═════ Data for this exercise

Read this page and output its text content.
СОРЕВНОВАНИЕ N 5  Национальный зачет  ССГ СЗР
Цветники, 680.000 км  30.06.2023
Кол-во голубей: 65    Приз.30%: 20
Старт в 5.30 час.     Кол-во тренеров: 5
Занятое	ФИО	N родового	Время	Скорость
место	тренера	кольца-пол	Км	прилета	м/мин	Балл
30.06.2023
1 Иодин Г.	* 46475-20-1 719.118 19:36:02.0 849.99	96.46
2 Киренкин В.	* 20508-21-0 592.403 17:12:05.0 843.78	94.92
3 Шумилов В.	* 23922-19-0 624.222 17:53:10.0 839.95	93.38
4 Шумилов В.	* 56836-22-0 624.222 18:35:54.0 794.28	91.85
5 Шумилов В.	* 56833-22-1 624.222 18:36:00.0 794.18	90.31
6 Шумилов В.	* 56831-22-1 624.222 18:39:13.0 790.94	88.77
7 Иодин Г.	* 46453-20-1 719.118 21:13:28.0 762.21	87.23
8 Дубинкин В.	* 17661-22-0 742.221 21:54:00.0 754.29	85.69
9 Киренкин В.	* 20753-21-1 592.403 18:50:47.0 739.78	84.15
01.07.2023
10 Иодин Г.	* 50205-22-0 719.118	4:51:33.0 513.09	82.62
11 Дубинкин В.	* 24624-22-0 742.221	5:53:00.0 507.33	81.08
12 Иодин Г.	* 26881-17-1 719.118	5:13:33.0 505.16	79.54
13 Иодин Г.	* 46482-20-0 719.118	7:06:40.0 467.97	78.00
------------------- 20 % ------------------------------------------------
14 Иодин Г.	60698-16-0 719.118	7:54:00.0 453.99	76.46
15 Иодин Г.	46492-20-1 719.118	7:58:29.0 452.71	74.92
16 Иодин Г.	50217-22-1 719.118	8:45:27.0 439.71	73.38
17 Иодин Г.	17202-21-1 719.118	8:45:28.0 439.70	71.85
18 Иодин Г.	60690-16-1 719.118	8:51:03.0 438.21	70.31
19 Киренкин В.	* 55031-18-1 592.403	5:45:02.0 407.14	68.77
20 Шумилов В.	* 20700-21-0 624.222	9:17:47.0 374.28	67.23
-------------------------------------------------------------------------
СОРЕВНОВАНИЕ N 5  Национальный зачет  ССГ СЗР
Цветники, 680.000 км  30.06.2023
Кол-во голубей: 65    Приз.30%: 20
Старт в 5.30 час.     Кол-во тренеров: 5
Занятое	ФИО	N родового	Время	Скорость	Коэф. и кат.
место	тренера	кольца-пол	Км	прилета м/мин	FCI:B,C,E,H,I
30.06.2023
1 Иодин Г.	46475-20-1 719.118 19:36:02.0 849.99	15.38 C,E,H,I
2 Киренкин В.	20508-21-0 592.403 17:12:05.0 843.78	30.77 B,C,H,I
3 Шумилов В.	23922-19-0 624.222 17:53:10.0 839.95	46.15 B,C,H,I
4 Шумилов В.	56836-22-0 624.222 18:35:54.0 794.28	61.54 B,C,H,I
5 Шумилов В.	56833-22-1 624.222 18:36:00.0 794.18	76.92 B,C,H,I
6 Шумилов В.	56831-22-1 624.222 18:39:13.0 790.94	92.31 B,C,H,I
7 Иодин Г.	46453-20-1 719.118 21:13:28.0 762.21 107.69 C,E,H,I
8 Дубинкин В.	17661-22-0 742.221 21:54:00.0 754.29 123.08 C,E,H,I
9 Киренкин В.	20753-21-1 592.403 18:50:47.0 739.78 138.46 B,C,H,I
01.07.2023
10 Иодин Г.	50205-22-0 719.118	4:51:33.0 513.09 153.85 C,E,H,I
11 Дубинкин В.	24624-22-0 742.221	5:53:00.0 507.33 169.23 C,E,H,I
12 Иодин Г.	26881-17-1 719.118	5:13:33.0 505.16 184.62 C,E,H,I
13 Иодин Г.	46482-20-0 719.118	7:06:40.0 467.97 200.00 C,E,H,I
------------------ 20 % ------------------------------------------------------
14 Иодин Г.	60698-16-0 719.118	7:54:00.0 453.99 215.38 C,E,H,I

══════════

• [Written task]:
Take the entries above and copy them out exactly.

• [Correct response]:
Read this page and output its text content.
СОРЕВНОВАНИЕ N 5  Национальный зачет  ССГ СЗР
Цветники, 680.000 км  30.06.2023
Кол-во голубей: 65    Приз.30%: 20
Старт в 5.30 час.     Кол-во тренеров: 5
Занятое	ФИО	N родового	Время	Скорость
место	тренера	кольца-пол	Км	прилета	м/мин	Балл
30.06.2023
1 Иодин Г.	* 46475-20-1 719.118 19:36:02.0 849.99	96.46
2 Киренкин В.	* 20508-21-0 592.403 17:12:05.0 843.78	94.92
3 Шумилов В.	* 23922-19-0 624.222 17:53:10.0 839.95	93.38
4 Шумилов В.	* 56836-22-0 624.222 18:35:54.0 794.28	91.85
5 Шумилов В.	* 56833-22-1 624.222 18:36:00.0 794.18	90.31
6 Шумилов В.	* 56831-22-1 624.222 18:39:13.0 790.94	88.77
7 Иодин Г.	* 46453-20-1 719.118 21:13:28.0 762.21	87.23
8 Дубинкин В.	* 17661-22-0 742.221 21:54:00.0 754.29	85.69
9 Киренкин В.	* 20753-21-1 592.403 18:50:47.0 739.78	84.15
01.07.2023
10 Иодин Г.	* 50205-22-0 719.118	4:51:33.0 513.09	82.62
11 Дубинкин В.	* 24624-22-0 742.221	5:53:00.0 507.33	81.08
12 Иодин Г.	* 26881-17-1 719.118	5:13:33.0 505.16	79.54
13 Иодин Г.	* 46482-20-0 719.118	7:06:40.0 467.97	78.00
------------------- 20 % ------------------------------------------------
14 Иодин Г.	60698-16-0 719.118	7:54:00.0 453.99	76.46
15 Иодин Г.	46492-20-1 719.118	7:58:29.0 452.71	74.92
16 Иодин Г.	50217-22-1 719.118	8:45:27.0 439.71	73.38
17 Иодин Г.	17202-21-1 719.118	8:45:28.0 439.70	71.85
18 Иодин Г.	60690-16-1 719.118	8:51:03.0 438.21	70.31
19 Киренкин В.	* 55031-18-1 592.403	5:45:02.0 407.14	68.77
20 Шумилов В.	* 20700-21-0 624.222	9:17:47.0 374.28	67.23
-------------------------------------------------------------------------
СОРЕВНОВАНИЕ N 5  Национальный зачет  ССГ СЗР
Цветники, 680.000 км  30.06.2023
Кол-во голубей: 65    Приз.30%: 20
Старт в 5.30 час.     Кол-во тренеров: 5
Занятое	ФИО	N родового	Время	Скорость	Коэф. и кат.
место	тренера	кольца-пол	Км	прилета м/мин	FCI:B,C,E,H,I
30.06.2023
1 Иодин Г.	46475-20-1 719.118 19:36:02.0 849.99	15.38 C,E,H,I
2 Киренкин В.	20508-21-0 592.403 17:12:05.0 843.78	30.77 B,C,H,I
3 Шумилов В.	23922-19-0 624.222 17:53:10.0 839.95	46.15 B,C,H,I
4 Шумилов В.	56836-22-0 624.222 18:35:54.0 794.28	61.54 B,C,H,I
5 Шумилов В.	56833-22-1 624.222 18:36:00.0 794.18	76.92 B,C,H,I
6 Шумилов В.	56831-22-1 624.222 18:39:13.0 790.94	92.31 B,C,H,I
7 Иодин Г.	46453-20-1 719.118 21:13:28.0 762.21 107.69 C,E,H,I
8 Дубинкин В.	17661-22-0 742.221 21:54:00.0 754.29 123.08 C,E,H,I
9 Киренкин В.	20753-21-1 592.403 18:50:47.0 739.78 138.46 B,C,H,I
01.07.2023
10 Иодин Г.	50205-22-0 719.118	4:51:33.0 513.09 153.85 C,E,H,I
11 Дубинкин В.	24624-22-0 742.221	5:53:00.0 507.33 169.23 C,E,H,I
12 Иодин Г.	26881-17-1 719.118	5:13:33.0 505.16 184.62 C,E,H,I
13 Иодин Г.	46482-20-0 719.118	7:06:40.0 467.97 200.00 C,E,H,I
------------------ 20 % ------------------------------------------------------
14 Иодин Г.	60698-16-0 719.118	7:54:00.0 453.99 215.38 C,E,H,I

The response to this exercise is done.